Task to complete |
Copy, from the entries below, each line where the word "СЦЕНА" can be found.

Exercise data |
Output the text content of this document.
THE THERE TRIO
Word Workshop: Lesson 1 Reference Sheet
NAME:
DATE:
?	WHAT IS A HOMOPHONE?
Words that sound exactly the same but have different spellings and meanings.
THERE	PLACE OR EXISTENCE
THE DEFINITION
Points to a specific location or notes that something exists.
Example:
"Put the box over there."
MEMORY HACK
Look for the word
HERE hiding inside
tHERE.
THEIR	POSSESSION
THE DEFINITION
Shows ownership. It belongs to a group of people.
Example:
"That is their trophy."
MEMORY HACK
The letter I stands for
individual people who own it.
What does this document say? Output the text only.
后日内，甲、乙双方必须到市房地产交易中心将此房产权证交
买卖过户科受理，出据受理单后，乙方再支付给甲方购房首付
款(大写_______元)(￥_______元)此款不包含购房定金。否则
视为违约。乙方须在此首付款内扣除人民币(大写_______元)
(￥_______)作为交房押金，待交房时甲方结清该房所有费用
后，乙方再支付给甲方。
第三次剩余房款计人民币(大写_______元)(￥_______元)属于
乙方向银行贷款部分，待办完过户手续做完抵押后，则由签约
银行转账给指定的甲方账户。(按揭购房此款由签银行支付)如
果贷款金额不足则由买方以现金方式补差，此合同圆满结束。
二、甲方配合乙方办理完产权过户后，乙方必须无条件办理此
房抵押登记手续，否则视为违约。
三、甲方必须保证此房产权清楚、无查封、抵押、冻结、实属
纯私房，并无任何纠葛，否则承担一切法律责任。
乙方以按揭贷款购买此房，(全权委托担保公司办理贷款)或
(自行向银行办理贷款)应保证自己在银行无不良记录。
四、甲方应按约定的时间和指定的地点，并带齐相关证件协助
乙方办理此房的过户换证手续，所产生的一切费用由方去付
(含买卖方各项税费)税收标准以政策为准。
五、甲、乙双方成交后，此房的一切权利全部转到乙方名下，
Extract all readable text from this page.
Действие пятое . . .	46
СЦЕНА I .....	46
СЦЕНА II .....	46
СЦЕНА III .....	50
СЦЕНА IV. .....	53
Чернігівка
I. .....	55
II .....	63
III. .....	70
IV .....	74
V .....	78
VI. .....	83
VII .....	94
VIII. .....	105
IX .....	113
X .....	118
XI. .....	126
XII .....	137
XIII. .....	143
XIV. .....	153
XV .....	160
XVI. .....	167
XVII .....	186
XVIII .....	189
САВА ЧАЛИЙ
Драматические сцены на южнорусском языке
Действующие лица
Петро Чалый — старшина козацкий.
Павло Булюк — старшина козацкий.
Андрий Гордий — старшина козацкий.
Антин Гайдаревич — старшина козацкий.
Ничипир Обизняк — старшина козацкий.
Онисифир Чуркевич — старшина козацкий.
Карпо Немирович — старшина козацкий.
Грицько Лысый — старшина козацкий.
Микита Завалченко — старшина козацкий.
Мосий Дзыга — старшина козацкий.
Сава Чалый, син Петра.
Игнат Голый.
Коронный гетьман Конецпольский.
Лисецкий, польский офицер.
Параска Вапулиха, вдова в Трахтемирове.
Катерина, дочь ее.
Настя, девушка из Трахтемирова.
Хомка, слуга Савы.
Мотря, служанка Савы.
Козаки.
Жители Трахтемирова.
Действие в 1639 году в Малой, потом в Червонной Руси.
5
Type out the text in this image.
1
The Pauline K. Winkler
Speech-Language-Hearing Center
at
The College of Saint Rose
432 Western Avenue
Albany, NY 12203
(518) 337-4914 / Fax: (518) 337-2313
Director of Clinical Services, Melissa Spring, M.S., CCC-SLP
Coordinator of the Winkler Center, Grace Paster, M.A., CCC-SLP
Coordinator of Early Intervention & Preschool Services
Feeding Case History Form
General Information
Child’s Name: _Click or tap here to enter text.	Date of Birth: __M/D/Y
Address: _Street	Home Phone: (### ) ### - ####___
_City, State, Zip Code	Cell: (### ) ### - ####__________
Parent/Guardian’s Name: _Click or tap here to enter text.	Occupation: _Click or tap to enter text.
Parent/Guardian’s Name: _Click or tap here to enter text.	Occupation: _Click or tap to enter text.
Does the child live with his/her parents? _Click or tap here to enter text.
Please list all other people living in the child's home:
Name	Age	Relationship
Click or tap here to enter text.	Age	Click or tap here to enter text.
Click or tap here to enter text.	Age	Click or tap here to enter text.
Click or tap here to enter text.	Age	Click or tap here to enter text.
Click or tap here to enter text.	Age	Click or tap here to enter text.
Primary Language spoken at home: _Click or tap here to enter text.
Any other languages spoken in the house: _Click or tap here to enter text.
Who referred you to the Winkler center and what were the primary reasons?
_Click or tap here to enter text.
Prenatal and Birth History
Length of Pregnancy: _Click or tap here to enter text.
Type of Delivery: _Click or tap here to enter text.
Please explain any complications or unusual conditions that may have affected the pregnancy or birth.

Result of this task |
СЦЕНА I .....	46
СЦЕНА II .....	46
СЦЕНА III .....	50
СЦЕНА IV. .....	53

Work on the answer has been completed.